(Records from a dataset)
= = = = =

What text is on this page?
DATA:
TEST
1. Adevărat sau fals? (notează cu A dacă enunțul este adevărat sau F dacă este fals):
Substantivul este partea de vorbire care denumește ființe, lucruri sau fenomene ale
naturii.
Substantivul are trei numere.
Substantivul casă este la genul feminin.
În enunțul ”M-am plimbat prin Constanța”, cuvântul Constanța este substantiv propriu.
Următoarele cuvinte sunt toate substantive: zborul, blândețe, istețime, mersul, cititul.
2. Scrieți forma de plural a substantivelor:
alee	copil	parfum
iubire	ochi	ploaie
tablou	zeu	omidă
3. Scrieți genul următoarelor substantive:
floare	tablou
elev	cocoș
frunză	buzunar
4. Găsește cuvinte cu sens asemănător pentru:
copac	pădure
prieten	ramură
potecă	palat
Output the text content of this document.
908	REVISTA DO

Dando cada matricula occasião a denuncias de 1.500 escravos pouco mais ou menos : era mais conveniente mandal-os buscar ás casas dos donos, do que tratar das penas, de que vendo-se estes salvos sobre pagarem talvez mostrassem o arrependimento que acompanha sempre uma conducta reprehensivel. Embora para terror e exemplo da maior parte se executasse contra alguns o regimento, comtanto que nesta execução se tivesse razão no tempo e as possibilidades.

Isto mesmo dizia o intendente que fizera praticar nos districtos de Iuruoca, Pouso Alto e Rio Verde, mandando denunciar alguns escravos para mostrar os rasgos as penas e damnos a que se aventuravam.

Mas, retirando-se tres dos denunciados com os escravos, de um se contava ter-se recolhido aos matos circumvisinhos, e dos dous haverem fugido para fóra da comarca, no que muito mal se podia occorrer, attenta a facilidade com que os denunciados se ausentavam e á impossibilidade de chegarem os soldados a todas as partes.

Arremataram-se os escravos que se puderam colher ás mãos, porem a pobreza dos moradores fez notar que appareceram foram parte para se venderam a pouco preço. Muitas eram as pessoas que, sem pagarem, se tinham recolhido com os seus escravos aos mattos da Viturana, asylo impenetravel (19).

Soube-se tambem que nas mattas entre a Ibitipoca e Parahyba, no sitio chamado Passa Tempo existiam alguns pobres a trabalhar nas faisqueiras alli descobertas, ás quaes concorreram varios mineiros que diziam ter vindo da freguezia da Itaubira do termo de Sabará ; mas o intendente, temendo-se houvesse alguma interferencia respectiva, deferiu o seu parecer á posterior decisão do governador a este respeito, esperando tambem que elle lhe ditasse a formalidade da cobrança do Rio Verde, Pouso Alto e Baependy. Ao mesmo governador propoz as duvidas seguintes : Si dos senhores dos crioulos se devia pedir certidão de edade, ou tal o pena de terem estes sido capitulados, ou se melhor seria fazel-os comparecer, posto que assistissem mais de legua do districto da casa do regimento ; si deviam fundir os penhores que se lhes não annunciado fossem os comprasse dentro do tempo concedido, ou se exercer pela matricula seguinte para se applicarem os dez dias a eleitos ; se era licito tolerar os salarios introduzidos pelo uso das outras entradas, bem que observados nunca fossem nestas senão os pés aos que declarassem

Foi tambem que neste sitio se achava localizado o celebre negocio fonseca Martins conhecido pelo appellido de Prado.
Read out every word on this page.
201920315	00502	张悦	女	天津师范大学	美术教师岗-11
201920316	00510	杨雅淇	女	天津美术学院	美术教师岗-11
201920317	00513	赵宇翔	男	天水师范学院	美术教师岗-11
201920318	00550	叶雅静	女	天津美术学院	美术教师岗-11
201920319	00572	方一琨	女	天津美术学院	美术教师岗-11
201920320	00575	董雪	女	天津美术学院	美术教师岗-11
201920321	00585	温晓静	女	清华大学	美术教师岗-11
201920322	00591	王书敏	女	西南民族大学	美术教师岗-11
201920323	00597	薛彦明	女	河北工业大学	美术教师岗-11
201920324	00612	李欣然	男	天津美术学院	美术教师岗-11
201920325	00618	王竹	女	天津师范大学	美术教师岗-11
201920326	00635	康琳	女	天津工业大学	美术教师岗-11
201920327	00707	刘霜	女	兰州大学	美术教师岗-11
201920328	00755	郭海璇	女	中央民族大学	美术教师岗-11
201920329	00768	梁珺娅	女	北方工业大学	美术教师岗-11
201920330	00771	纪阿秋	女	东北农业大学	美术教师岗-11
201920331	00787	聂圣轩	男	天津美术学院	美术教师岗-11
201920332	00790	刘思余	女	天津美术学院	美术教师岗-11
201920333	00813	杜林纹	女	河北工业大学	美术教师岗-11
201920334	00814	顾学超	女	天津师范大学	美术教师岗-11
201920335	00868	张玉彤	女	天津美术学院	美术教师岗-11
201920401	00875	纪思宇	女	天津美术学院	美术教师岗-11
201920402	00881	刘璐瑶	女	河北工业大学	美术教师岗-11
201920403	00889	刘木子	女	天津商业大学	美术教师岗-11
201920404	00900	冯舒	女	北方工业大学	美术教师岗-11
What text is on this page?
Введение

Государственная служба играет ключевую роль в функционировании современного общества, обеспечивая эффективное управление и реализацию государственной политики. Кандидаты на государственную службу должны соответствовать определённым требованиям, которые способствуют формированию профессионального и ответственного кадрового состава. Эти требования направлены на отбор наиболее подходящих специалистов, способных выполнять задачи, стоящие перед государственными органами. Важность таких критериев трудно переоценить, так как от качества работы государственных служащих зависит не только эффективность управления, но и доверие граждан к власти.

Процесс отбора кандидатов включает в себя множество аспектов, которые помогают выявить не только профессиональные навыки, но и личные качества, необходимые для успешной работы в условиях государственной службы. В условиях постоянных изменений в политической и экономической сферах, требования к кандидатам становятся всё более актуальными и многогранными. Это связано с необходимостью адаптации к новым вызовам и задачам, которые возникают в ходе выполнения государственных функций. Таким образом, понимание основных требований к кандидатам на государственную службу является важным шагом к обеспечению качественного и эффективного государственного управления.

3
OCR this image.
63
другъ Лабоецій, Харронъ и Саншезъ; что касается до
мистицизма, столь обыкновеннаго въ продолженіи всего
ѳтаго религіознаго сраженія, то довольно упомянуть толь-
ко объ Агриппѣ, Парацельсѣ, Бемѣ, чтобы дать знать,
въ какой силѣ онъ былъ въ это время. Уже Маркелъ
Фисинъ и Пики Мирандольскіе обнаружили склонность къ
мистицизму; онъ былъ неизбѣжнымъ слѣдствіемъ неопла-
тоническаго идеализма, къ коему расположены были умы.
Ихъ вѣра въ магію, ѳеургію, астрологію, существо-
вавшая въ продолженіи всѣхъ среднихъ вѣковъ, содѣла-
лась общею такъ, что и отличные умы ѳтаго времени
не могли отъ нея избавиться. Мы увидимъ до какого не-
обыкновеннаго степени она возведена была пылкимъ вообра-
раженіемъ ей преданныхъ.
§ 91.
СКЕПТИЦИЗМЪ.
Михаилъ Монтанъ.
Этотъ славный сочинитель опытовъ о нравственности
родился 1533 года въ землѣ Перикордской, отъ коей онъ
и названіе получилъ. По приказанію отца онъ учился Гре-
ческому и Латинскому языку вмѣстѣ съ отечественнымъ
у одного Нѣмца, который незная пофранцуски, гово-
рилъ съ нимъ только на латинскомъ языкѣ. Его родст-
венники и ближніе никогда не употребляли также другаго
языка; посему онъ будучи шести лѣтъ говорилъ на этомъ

= = = = =

◆ **What to produce**:
Quote each line of the data above exactly as written.

◆ **Answer**:
What text is on this page?
DATA:
TEST
1. Adevărat sau fals? (notează cu A dacă enunțul este adevărat sau F dacă este fals):
Substantivul este partea de vorbire care denumește ființe, lucruri sau fenomene ale
naturii.
Substantivul are trei numere.
Substantivul casă este la genul feminin.
În enunțul ”M-am plimbat prin Constanța”, cuvântul Constanța este substantiv propriu.
Următoarele cuvinte sunt toate substantive: zborul, blândețe, istețime, mersul, cititul.
2. Scrieți forma de plural a substantivelor:
alee	copil	parfum
iubire	ochi	ploaie
tablou	zeu	omidă
3. Scrieți genul următoarelor substantive:
floare	tablou
elev	cocoș
frunză	buzunar
4. Găsește cuvinte cu sens asemănător pentru:
copac	pădure
prieten	ramură
potecă	palat
Output the text content of this document.
908	REVISTA DO

Dando cada matricula occasião a denuncias de 1.500 escravos pouco mais ou menos : era mais conveniente mandal-os buscar ás casas dos donos, do que tratar das penas, de que vendo-se estes salvos sobre pagarem talvez mostrassem o arrependimento que acompanha sempre uma conducta reprehensivel. Embora para terror e exemplo da maior parte se executasse contra alguns o regimento, comtanto que nesta execução se tivesse razão no tempo e as possibilidades.

Isto mesmo dizia o intendente que fizera praticar nos districtos de Iuruoca, Pouso Alto e Rio Verde, mandando denunciar alguns escravos para mostrar os rasgos as penas e damnos a que se aventuravam.

Mas, retirando-se tres dos denunciados com os escravos, de um se contava ter-se recolhido aos matos circumvisinhos, e dos dous haverem fugido para fóra da comarca, no que muito mal se podia occorrer, attenta a facilidade com que os denunciados se ausentavam e á impossibilidade de chegarem os soldados a todas as partes.

Arremataram-se os escravos que se puderam colher ás mãos, porem a pobreza dos moradores fez notar que appareceram foram parte para se venderam a pouco preço. Muitas eram as pessoas que, sem pagarem, se tinham recolhido com os seus escravos aos mattos da Viturana, asylo impenetravel (19).

Soube-se tambem que nas mattas entre a Ibitipoca e Parahyba, no sitio chamado Passa Tempo existiam alguns pobres a trabalhar nas faisqueiras alli descobertas, ás quaes concorreram varios mineiros que diziam ter vindo da freguezia da Itaubira do termo de Sabará ; mas o intendente, temendo-se houvesse alguma interferencia respectiva, deferiu o seu parecer á posterior decisão do governador a este respeito, esperando tambem que elle lhe ditasse a formalidade da cobrança do Rio Verde, Pouso Alto e Baependy. Ao mesmo governador propoz as duvidas seguintes : Si dos senhores dos crioulos se devia pedir certidão de edade, ou tal o pena de terem estes sido capitulados, ou se melhor seria fazel-os comparecer, posto que assistissem mais de legua do districto da casa do regimento ; si deviam fundir os penhores que se lhes não annunciado fossem os comprasse dentro do tempo concedido, ou se exercer pela matricula seguinte para se applicarem os dez dias a eleitos ; se era licito tolerar os salarios introduzidos pelo uso das outras entradas, bem que observados nunca fossem nestas senão os pés aos que declarassem

Foi tambem que neste sitio se achava localizado o celebre negocio fonseca Martins conhecido pelo appellido de Prado.
Read out every word on this page.
201920315	00502	张悦	女	天津师范大学	美术教师岗-11
201920316	00510	杨雅淇	女	天津美术学院	美术教师岗-11
201920317	00513	赵宇翔	男	天水师范学院	美术教师岗-11
201920318	00550	叶雅静	女	天津美术学院	美术教师岗-11
201920319	00572	方一琨	女	天津美术学院	美术教师岗-11
201920320	00575	董雪	女	天津美术学院	美术教师岗-11
201920321	00585	温晓静	女	清华大学	美术教师岗-11
201920322	00591	王书敏	女	西南民族大学	美术教师岗-11
201920323	00597	薛彦明	女	河北工业大学	美术教师岗-11
201920324	00612	李欣然	男	天津美术学院	美术教师岗-11
201920325	00618	王竹	女	天津师范大学	美术教师岗-11
201920326	00635	康琳	女	天津工业大学	美术教师岗-11
201920327	00707	刘霜	女	兰州大学	美术教师岗-11
201920328	00755	郭海璇	女	中央民族大学	美术教师岗-11
201920329	00768	梁珺娅	女	北方工业大学	美术教师岗-11
201920330	00771	纪阿秋	女	东北农业大学	美术教师岗-11
201920331	00787	聂圣轩	男	天津美术学院	美术教师岗-11
201920332	00790	刘思余	女	天津美术学院	美术教师岗-11
201920333	00813	杜林纹	女	河北工业大学	美术教师岗-11
201920334	00814	顾学超	女	天津师范大学	美术教师岗-11
201920335	00868	张玉彤	女	天津美术学院	美术教师岗-11
201920401	00875	纪思宇	女	天津美术学院	美术教师岗-11
201920402	00881	刘璐瑶	女	河北工业大学	美术教师岗-11
201920403	00889	刘木子	女	天津商业大学	美术教师岗-11
201920404	00900	冯舒	女	北方工业大学	美术教师岗-11
What text is on this page?
Введение

Государственная служба играет ключевую роль в функционировании современного общества, обеспечивая эффективное управление и реализацию государственной политики. Кандидаты на государственную службу должны соответствовать определённым требованиям, которые способствуют формированию профессионального и ответственного кадрового состава. Эти требования направлены на отбор наиболее подходящих специалистов, способных выполнять задачи, стоящие перед государственными органами. Важность таких критериев трудно переоценить, так как от качества работы государственных служащих зависит не только эффективность управления, но и доверие граждан к власти.

Процесс отбора кандидатов включает в себя множество аспектов, которые помогают выявить не только профессиональные навыки, но и личные качества, необходимые для успешной работы в условиях государственной службы. В условиях постоянных изменений в политической и экономической сферах, требования к кандидатам становятся всё более актуальными и многогранными. Это связано с необходимостью адаптации к новым вызовам и задачам, которые возникают в ходе выполнения государственных функций. Таким образом, понимание основных требований к кандидатам на государственную службу является важным шагом к обеспечению качественного и эффективного государственного управления.

3
OCR this image.
63
другъ Лабоецій, Харронъ и Саншезъ; что касается до
мистицизма, столь обыкновеннаго въ продолженіи всего
ѳтаго религіознаго сраженія, то довольно упомянуть толь-
ко объ Агриппѣ, Парацельсѣ, Бемѣ, чтобы дать знать,
въ какой силѣ онъ былъ въ это время. Уже Маркелъ
Фисинъ и Пики Мирандольскіе обнаружили склонность къ
мистицизму; онъ былъ неизбѣжнымъ слѣдствіемъ неопла-
тоническаго идеализма, къ коему расположены были умы.
Ихъ вѣра въ магію, ѳеургію, астрологію, существо-
вавшая въ продолженіи всѣхъ среднихъ вѣковъ, содѣла-
лась общею такъ, что и отличные умы ѳтаго времени
не могли отъ нея избавиться. Мы увидимъ до какого не-
обыкновеннаго степени она возведена была пылкимъ вообра-
раженіемъ ей преданныхъ.
§ 91.
СКЕПТИЦИЗМЪ.
Михаилъ Монтанъ.
Этотъ славный сочинитель опытовъ о нравственности
родился 1533 года въ землѣ Перикордской, отъ коей онъ
и названіе получилъ. По приказанію отца онъ учился Гре-
ческому и Латинскому языку вмѣстѣ съ отечественнымъ
у одного Нѣмца, который незная пофранцуски, гово-
рилъ съ нимъ только на латинскомъ языкѣ. Его родст-
венники и ближніе никогда не употребляли также другаго
языка; посему онъ будучи шести лѣтъ говорилъ на этомъ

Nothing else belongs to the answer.